| EXERCISE DIRECTIONS |
Copy the data word for word, keeping every line.

Records that describe figures:

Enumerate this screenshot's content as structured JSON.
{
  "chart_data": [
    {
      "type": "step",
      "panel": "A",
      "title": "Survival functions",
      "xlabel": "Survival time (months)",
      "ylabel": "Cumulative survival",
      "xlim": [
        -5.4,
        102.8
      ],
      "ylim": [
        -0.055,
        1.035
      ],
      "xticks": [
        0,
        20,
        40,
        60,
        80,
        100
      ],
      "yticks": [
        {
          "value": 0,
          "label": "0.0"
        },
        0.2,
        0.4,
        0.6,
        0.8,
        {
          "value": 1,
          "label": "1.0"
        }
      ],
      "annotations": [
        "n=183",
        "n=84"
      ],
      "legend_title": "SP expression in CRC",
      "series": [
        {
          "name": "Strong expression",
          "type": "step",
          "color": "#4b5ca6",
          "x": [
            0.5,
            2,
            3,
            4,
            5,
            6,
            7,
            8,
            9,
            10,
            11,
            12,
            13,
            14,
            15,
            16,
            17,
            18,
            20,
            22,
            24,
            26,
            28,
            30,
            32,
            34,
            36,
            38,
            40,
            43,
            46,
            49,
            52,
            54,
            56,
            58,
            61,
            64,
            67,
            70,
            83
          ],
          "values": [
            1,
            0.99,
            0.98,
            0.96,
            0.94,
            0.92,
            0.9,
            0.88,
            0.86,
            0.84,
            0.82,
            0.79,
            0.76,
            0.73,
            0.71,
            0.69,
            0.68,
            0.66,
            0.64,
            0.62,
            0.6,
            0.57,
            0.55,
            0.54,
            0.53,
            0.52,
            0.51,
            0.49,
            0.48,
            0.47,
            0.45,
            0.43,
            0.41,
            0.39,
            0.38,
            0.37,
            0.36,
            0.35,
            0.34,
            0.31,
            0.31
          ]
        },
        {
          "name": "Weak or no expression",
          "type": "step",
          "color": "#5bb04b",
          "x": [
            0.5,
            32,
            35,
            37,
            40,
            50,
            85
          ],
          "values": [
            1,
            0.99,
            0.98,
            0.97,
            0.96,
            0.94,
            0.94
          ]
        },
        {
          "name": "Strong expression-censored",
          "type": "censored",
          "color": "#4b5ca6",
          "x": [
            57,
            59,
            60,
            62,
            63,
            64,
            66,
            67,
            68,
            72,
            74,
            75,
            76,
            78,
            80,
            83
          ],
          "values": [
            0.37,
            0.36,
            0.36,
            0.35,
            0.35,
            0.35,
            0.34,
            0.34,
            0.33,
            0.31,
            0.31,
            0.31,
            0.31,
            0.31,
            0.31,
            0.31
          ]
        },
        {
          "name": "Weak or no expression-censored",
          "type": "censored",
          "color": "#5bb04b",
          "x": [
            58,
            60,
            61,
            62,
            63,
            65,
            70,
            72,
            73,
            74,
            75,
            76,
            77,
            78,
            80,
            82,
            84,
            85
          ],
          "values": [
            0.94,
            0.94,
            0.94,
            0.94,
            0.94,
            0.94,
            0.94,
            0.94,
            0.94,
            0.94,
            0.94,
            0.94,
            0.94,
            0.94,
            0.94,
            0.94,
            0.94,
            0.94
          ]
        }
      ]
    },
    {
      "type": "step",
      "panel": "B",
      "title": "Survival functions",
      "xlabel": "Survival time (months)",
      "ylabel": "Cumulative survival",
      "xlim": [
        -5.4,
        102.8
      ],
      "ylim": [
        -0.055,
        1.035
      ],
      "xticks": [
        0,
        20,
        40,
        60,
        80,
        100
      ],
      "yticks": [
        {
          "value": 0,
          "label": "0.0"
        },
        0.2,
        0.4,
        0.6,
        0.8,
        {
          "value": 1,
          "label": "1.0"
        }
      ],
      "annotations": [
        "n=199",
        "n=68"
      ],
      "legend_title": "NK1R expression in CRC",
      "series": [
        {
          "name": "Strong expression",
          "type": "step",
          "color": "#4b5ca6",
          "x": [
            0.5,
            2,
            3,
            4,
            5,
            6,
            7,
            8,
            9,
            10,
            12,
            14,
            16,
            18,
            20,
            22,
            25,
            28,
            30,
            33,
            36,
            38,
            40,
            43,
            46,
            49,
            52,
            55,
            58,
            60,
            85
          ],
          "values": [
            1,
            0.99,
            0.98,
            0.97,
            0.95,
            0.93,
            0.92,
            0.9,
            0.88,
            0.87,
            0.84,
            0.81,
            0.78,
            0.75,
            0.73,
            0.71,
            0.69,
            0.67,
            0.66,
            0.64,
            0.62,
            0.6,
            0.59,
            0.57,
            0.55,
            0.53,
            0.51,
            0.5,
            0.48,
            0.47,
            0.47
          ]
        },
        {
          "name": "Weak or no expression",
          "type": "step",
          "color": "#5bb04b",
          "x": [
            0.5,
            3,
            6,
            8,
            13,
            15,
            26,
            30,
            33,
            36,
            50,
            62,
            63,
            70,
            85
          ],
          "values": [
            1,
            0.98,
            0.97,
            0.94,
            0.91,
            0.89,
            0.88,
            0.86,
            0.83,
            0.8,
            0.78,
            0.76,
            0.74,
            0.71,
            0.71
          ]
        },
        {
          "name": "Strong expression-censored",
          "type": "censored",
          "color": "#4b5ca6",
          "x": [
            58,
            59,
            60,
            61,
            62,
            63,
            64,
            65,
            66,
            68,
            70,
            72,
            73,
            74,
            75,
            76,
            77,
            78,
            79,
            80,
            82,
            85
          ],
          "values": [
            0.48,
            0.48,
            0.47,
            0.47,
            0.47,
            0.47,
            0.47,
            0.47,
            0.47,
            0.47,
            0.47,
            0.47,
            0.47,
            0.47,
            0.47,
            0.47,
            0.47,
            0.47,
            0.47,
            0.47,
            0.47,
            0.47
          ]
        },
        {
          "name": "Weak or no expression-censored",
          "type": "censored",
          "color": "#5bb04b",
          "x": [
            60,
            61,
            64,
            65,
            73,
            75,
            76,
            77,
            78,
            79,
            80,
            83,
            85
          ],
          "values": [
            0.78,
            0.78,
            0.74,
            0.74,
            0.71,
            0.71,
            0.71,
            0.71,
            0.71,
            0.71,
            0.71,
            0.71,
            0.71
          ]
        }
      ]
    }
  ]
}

| CORRECT OUTPUT |
Enumerate this screenshot's content as structured JSON.
{
  "chart_data": [
    {
      "type": "step",
      "panel": "A",
      "title": "Survival functions",
      "xlabel": "Survival time (months)",
      "ylabel": "Cumulative survival",
      "xlim": [
        -5.4,
        102.8
      ],
      "ylim": [
        -0.055,
        1.035
      ],
      "xticks": [
        0,
        20,
        40,
        60,
        80,
        100
      ],
      "yticks": [
        {
          "value": 0,
          "label": "0.0"
        },
        0.2,
        0.4,
        0.6,
        0.8,
        {
          "value": 1,
          "label": "1.0"
        }
      ],
      "annotations": [
        "n=183",
        "n=84"
      ],
      "legend_title": "SP expression in CRC",
      "series": [
        {
          "name": "Strong expression",
          "type": "step",
          "color": "#4b5ca6",
          "x": [
            0.5,
            2,
            3,
            4,
            5,
            6,
            7,
            8,
            9,
            10,
            11,
            12,
            13,
            14,
            15,
            16,
            17,
            18,
            20,
            22,
            24,
            26,
            28,
            30,
            32,
            34,
            36,
            38,
            40,
            43,
            46,
            49,
            52,
            54,
            56,
            58,
            61,
            64,
            67,
            70,
            83
          ],
          "values": [
            1,
            0.99,
            0.98,
            0.96,
            0.94,
            0.92,
            0.9,
            0.88,
            0.86,
            0.84,
            0.82,
            0.79,
            0.76,
            0.73,
            0.71,
            0.69,
            0.68,
            0.66,
            0.64,
            0.62,
            0.6,
            0.57,
            0.55,
            0.54,
            0.53,
            0.52,
            0.51,
            0.49,
            0.48,
            0.47,
            0.45,
            0.43,
            0.41,
            0.39,
            0.38,
            0.37,
            0.36,
            0.35,
            0.34,
            0.31,
            0.31
          ]
        },
        {
          "name": "Weak or no expression",
          "type": "step",
          "color": "#5bb04b",
          "x": [
            0.5,
            32,
            35,
            37,
            40,
            50,
            85
          ],
          "values": [
            1,
            0.99,
            0.98,
            0.97,
            0.96,
            0.94,
            0.94
          ]
        },
        {
          "name": "Strong expression-censored",
          "type": "censored",
          "color": "#4b5ca6",
          "x": [
            57,
            59,
            60,
            62,
            63,
            64,
            66,
            67,
            68,
            72,
            74,
            75,
            76,
            78,
            80,
            83
          ],
          "values": [
            0.37,
            0.36,
            0.36,
            0.35,
            0.35,
            0.35,
            0.34,
            0.34,
            0.33,
            0.31,
            0.31,
            0.31,
            0.31,
            0.31,
            0.31,
            0.31
          ]
        },
        {
          "name": "Weak or no expression-censored",
          "type": "censored",
          "color": "#5bb04b",
          "x": [
            58,
            60,
            61,
            62,
            63,
            65,
            70,
            72,
            73,
            74,
            75,
            76,
            77,
            78,
            80,
            82,
            84,
            85
          ],
          "values": [
            0.94,
            0.94,
            0.94,
            0.94,
            0.94,
            0.94,
            0.94,
            0.94,
            0.94,
            0.94,
            0.94,
            0.94,
            0.94,
            0.94,
            0.94,
            0.94,
            0.94,
            0.94
          ]
        }
      ]
    },
    {
      "type": "step",
      "panel": "B",
      "title": "Survival functions",
      "xlabel": "Survival time (months)",
      "ylabel": "Cumulative survival",
      "xlim": [
        -5.4,
        102.8
      ],
      "ylim": [
        -0.055,
        1.035
      ],
      "xticks": [
        0,
        20,
        40,
        60,
        80,
        100
      ],
      "yticks": [
        {
          "value": 0,
          "label": "0.0"
        },
        0.2,
        0.4,
        0.6,
        0.8,
        {
          "value": 1,
          "label": "1.0"
        }
      ],
      "annotations": [
        "n=199",
        "n=68"
      ],
      "legend_title": "NK1R expression in CRC",
      "series": [
        {
          "name": "Strong expression",
          "type": "step",
          "color": "#4b5ca6",
          "x": [
            0.5,
            2,
            3,
            4,
            5,
            6,
            7,
            8,
            9,
            10,
            12,
            14,
            16,
            18,
            20,
            22,
            25,
            28,
            30,
            33,
            36,
            38,
            40,
            43,
            46,
            49,
            52,
            55,
            58,
            60,
            85
          ],
          "values": [
            1,
            0.99,
            0.98,
            0.97,
            0.95,
            0.93,
            0.92,
            0.9,
            0.88,
            0.87,
            0.84,
            0.81,
            0.78,
            0.75,
            0.73,
            0.71,
            0.69,
            0.67,
            0.66,
            0.64,
            0.62,
            0.6,
            0.59,
            0.57,
            0.55,
            0.53,
            0.51,
            0.5,
            0.48,
            0.47,
            0.47
          ]
        },
        {
          "name": "Weak or no expression",
          "type": "step",
          "color": "#5bb04b",
          "x": [
            0.5,
            3,
            6,
            8,
            13,
            15,
            26,
            30,
            33,
            36,
            50,
            62,
            63,
            70,
            85
          ],
          "values": [
            1,
            0.98,
            0.97,
            0.94,
            0.91,
            0.89,
            0.88,
            0.86,
            0.83,
            0.8,
            0.78,
            0.76,
            0.74,
            0.71,
            0.71
          ]
        },
        {
          "name": "Strong expression-censored",
          "type": "censored",
          "color": "#4b5ca6",
          "x": [
            58,
            59,
            60,
            61,
            62,
            63,
            64,
            65,
            66,
            68,
            70,
            72,
            73,
            74,
            75,
            76,
            77,
            78,
            79,
            80,
            82,
            85
          ],
          "values": [
            0.48,
            0.48,
            0.47,
            0.47,
            0.47,
            0.47,
            0.47,
            0.47,
            0.47,
            0.47,
            0.47,
            0.47,
            0.47,
            0.47,
            0.47,
            0.47,
            0.47,
            0.47,
            0.47,
            0.47,
            0.47,
            0.47
          ]
        },
        {
          "name": "Weak or no expression-censored",
          "type": "censored",
          "color": "#5bb04b",
          "x": [
            60,
            61,
            64,
            65,
            73,
            75,
            76,
            77,
            78,
            79,
            80,
            83,
            85
          ],
          "values": [
            0.78,
            0.78,
            0.74,
            0.74,
            0.71,
            0.71,
            0.71,
            0.71,
            0.71,
            0.71,
            0.71,
            0.71,
            0.71
          ]
        }
      ]
    }
  ]
}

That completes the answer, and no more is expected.